--- Begin Recorded data ---
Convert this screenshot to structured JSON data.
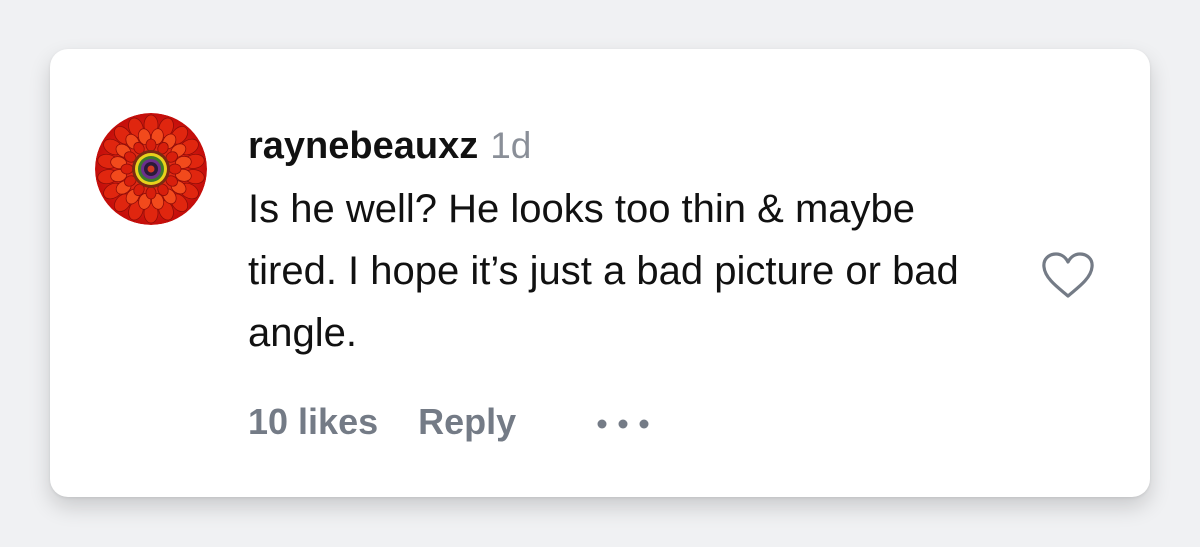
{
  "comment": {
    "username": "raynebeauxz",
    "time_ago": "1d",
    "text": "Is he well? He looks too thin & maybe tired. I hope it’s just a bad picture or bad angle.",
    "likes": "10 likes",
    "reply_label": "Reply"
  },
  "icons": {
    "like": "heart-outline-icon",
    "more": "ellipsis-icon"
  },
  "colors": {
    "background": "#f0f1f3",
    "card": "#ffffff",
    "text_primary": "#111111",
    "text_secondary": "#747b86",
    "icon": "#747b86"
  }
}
--- End Recorded data ---
--- Begin Recorded data ---
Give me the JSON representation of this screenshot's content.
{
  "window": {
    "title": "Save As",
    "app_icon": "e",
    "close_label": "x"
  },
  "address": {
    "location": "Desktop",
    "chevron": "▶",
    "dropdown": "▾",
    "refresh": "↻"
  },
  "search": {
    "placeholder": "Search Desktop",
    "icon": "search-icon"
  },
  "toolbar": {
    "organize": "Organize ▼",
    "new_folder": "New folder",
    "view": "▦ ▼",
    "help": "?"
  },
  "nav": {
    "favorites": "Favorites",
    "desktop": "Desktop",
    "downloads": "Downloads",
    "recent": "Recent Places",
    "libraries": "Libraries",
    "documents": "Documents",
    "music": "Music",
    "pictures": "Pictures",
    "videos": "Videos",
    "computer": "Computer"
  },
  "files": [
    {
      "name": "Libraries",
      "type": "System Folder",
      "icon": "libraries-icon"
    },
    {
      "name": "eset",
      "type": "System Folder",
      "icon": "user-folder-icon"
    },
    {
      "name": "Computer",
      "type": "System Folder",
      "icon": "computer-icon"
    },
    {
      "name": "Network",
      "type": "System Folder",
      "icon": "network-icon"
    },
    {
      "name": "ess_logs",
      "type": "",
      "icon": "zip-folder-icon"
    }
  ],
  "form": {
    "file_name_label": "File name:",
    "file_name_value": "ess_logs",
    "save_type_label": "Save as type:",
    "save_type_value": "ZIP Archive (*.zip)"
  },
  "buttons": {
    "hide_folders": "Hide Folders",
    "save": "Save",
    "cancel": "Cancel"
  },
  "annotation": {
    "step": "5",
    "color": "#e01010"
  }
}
--- End Recorded data ---
--- Begin Recorded data ---
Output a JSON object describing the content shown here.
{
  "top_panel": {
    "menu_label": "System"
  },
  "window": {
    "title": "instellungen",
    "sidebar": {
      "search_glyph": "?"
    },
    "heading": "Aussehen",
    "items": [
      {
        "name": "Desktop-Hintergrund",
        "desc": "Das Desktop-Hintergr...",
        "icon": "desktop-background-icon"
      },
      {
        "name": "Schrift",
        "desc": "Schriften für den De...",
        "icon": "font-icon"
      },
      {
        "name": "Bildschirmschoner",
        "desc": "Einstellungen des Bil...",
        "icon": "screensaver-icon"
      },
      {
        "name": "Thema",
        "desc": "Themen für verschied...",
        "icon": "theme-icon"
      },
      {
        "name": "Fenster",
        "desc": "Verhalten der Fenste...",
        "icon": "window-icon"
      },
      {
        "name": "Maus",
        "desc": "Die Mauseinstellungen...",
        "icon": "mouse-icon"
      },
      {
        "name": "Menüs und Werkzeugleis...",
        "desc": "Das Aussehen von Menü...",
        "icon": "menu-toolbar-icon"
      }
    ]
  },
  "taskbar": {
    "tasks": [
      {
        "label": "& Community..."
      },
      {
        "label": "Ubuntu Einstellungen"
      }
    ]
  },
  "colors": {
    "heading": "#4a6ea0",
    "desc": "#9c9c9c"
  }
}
--- End Recorded data ---
From the material above, copy each line that includes the word "screenshot".

→ **Answer**:
Convert this screenshot to structured JSON data.
Give me the JSON representation of this screenshot's content.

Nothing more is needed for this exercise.